Image element box listing:
§ §
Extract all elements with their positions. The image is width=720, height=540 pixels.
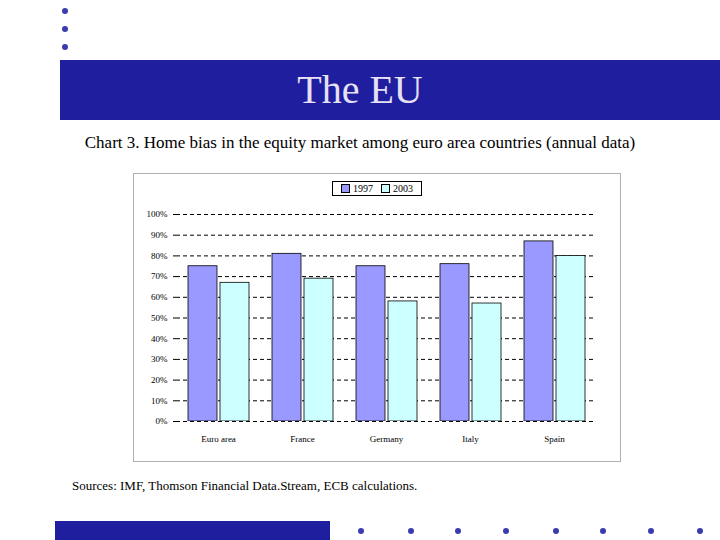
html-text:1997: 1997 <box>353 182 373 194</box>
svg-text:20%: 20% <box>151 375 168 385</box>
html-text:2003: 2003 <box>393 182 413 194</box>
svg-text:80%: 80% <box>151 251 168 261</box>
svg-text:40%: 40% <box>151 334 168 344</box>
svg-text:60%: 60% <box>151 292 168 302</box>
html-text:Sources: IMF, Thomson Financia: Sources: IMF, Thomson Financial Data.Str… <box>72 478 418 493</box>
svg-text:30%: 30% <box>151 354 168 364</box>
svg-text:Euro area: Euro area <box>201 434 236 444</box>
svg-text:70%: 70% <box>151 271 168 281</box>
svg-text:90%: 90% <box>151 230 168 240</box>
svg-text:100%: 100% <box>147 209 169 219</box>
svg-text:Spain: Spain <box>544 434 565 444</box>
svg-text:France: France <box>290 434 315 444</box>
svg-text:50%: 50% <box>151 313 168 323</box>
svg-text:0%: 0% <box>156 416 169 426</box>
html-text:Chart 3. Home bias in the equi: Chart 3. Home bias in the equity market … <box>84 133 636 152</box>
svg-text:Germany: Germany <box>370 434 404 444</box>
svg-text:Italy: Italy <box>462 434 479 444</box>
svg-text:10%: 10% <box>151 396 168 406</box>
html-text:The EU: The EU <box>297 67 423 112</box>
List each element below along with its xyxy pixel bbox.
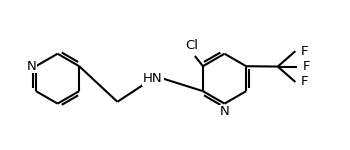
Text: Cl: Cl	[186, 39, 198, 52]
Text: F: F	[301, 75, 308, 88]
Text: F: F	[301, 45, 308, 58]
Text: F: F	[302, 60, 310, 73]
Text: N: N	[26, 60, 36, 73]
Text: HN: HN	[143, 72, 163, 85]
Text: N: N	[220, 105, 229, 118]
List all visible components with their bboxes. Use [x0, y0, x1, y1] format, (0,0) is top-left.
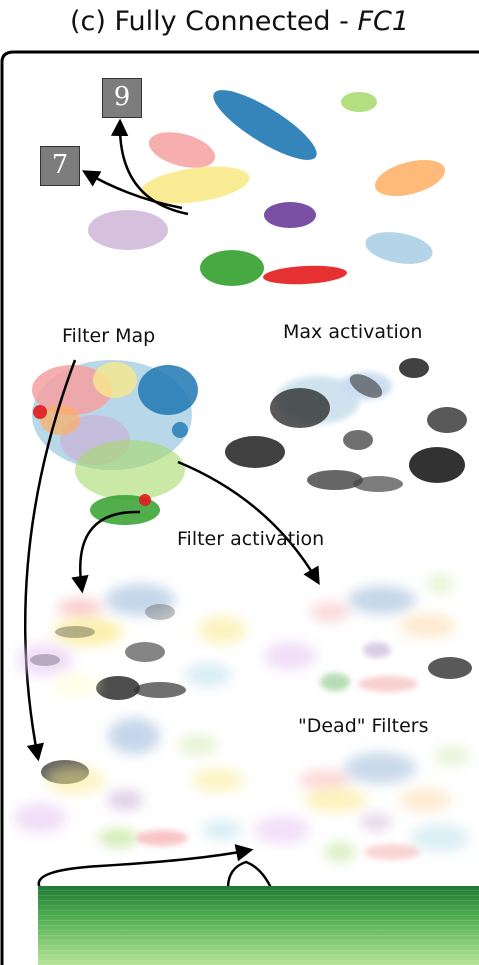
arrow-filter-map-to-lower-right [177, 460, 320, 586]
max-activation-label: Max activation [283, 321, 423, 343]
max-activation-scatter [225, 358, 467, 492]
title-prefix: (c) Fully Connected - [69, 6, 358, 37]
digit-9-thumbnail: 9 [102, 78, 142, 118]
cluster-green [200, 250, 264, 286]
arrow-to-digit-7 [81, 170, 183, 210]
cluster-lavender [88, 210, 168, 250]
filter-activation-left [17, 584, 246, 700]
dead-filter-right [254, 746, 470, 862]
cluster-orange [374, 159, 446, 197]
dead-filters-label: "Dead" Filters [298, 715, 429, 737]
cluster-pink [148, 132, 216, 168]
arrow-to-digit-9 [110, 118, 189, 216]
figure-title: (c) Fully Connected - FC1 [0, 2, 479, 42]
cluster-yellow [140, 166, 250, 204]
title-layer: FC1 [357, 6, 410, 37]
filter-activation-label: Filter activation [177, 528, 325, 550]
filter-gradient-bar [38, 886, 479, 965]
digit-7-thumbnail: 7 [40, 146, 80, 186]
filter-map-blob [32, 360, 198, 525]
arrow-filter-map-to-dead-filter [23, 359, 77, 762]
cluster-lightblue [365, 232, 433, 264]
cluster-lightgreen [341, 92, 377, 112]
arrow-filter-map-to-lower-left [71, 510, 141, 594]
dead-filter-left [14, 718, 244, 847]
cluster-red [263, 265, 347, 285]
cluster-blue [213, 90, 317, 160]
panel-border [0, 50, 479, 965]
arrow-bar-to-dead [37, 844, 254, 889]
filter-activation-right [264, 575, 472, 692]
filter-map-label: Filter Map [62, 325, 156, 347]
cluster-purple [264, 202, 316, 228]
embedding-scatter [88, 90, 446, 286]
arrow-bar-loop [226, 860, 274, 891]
§ §
** Exercise task **
Retype the entire listing above line by line, without changing a character, and omit the pictures.

** Written answer **
Extract all elements with their positions. The image is width=720, height=540 pixels.
html-text:1997: 1997 <box>353 182 373 194</box>
svg-text:20%: 20% <box>151 375 168 385</box>
html-text:2003: 2003 <box>393 182 413 194</box>
svg-text:80%: 80% <box>151 251 168 261</box>
svg-text:40%: 40% <box>151 334 168 344</box>
svg-text:60%: 60% <box>151 292 168 302</box>
html-text:Sources: IMF, Thomson Financia: Sources: IMF, Thomson Financial Data.Str… <box>72 478 418 493</box>
svg-text:30%: 30% <box>151 354 168 364</box>
svg-text:Euro area: Euro area <box>201 434 236 444</box>
svg-text:70%: 70% <box>151 271 168 281</box>
svg-text:90%: 90% <box>151 230 168 240</box>
svg-text:100%: 100% <box>147 209 169 219</box>
svg-text:Spain: Spain <box>544 434 565 444</box>
svg-text:France: France <box>290 434 315 444</box>
svg-text:50%: 50% <box>151 313 168 323</box>
svg-text:0%: 0% <box>156 416 169 426</box>
html-text:Chart 3. Home bias in the equi: Chart 3. Home bias in the equity market … <box>84 133 636 152</box>
svg-text:Germany: Germany <box>370 434 404 444</box>
svg-text:Italy: Italy <box>462 434 479 444</box>
svg-text:10%: 10% <box>151 396 168 406</box>
html-text:The EU: The EU <box>297 67 423 112</box>
List each element below along with its xyxy pixel bbox.
Text: Cl: Cl	[186, 39, 198, 52]
Text: F: F	[301, 75, 308, 88]
Text: F: F	[301, 45, 308, 58]
Text: F: F	[302, 60, 310, 73]
Text: N: N	[26, 60, 36, 73]
Text: HN: HN	[143, 72, 163, 85]
Text: N: N	[220, 105, 229, 118]
List all visible components with their bboxes. Use [x0, y0, x1, y1] format, (0,0) is top-left.
arrow-filter-map-to-lower-right [177, 460, 320, 586]
max-activation-label: Max activation [283, 321, 423, 343]
max-activation-scatter [225, 358, 467, 492]
title-prefix: (c) Fully Connected - [69, 6, 358, 37]
digit-9-thumbnail: 9 [102, 78, 142, 118]
cluster-green [200, 250, 264, 286]
arrow-to-digit-7 [81, 170, 183, 210]
cluster-lavender [88, 210, 168, 250]
filter-activation-left [17, 584, 246, 700]
dead-filter-right [254, 746, 470, 862]
cluster-orange [374, 159, 446, 197]
dead-filters-label: "Dead" Filters [298, 715, 429, 737]
cluster-pink [148, 132, 216, 168]
arrow-to-digit-9 [110, 118, 189, 216]
figure-title: (c) Fully Connected - FC1 [0, 2, 479, 42]
cluster-yellow [140, 166, 250, 204]
title-layer: FC1 [357, 6, 410, 37]
filter-activation-label: Filter activation [177, 528, 325, 550]
filter-gradient-bar [38, 886, 479, 965]
digit-7-thumbnail: 7 [40, 146, 80, 186]
filter-map-blob [32, 360, 198, 525]
arrow-filter-map-to-dead-filter [23, 359, 77, 762]
cluster-lightblue [365, 232, 433, 264]
cluster-lightgreen [341, 92, 377, 112]
arrow-filter-map-to-lower-left [71, 510, 141, 594]
dead-filter-left [14, 718, 244, 847]
cluster-red [263, 265, 347, 285]
cluster-blue [213, 90, 317, 160]
panel-border [0, 50, 479, 965]
arrow-bar-to-dead [37, 844, 254, 889]
filter-activation-right [264, 575, 472, 692]
filter-map-label: Filter Map [62, 325, 156, 347]
cluster-purple [264, 202, 316, 228]
embedding-scatter [88, 90, 446, 286]
arrow-bar-loop [226, 860, 274, 891]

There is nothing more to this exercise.